WHAT THIS TASK INVOLVES: Copy the records from the first line through the line that contains "legend-label: 6 - 12", replacing every "x-tick-label" with "time-tick-label" and leaving everything else unchanged. Give only those lines.

RECORDS SHOWN:
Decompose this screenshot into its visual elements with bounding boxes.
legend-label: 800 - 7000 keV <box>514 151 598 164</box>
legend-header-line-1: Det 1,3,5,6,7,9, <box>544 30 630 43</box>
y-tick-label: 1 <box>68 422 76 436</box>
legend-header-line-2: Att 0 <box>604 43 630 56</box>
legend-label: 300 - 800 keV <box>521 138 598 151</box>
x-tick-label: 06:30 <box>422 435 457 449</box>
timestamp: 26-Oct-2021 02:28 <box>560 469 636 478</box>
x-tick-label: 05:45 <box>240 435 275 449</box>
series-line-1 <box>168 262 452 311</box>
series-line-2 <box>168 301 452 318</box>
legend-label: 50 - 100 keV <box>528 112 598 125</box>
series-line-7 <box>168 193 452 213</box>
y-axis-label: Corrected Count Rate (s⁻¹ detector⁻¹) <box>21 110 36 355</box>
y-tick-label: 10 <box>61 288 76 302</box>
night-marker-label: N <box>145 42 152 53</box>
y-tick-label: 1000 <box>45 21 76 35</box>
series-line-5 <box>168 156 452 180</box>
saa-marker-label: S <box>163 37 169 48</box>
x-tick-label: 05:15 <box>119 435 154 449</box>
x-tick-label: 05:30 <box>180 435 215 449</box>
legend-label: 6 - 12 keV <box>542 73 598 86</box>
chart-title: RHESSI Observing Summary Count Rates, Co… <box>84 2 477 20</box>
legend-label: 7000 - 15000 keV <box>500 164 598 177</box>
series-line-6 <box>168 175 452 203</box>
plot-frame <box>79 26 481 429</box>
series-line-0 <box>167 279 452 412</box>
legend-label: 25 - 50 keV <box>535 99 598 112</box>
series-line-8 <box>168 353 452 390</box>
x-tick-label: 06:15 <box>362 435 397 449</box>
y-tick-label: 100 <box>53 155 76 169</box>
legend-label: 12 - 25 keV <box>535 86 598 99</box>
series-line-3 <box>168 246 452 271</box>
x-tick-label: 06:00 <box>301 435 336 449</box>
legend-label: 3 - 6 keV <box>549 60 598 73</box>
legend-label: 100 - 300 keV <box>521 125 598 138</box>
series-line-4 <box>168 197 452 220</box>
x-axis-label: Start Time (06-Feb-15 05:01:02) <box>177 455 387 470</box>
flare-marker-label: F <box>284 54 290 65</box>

IN RESPONSE:
Decompose this screenshot into its visual elements with bounding boxes.
legend-label: 800 - 7000 keV <box>514 151 598 164</box>
legend-header-line-1: Det 1,3,5,6,7,9, <box>544 30 630 43</box>
y-tick-label: 1 <box>68 422 76 436</box>
legend-header-line-2: Att 0 <box>604 43 630 56</box>
legend-label: 300 - 800 keV <box>521 138 598 151</box>
time-tick-label: 06:30 <box>422 435 457 449</box>
timestamp: 26-Oct-2021 02:28 <box>560 469 636 478</box>
time-tick-label: 05:45 <box>240 435 275 449</box>
series-line-1 <box>168 262 452 311</box>
series-line-2 <box>168 301 452 318</box>
legend-label: 50 - 100 keV <box>528 112 598 125</box>
series-line-7 <box>168 193 452 213</box>
y-axis-label: Corrected Count Rate (s⁻¹ detector⁻¹) <box>21 110 36 355</box>
y-tick-label: 10 <box>61 288 76 302</box>
night-marker-label: N <box>145 42 152 53</box>
y-tick-label: 1000 <box>45 21 76 35</box>
series-line-5 <box>168 156 452 180</box>
saa-marker-label: S <box>163 37 169 48</box>
time-tick-label: 05:15 <box>119 435 154 449</box>
time-tick-label: 05:30 <box>180 435 215 449</box>
legend-label: 6 - 12 keV <box>542 73 598 86</box>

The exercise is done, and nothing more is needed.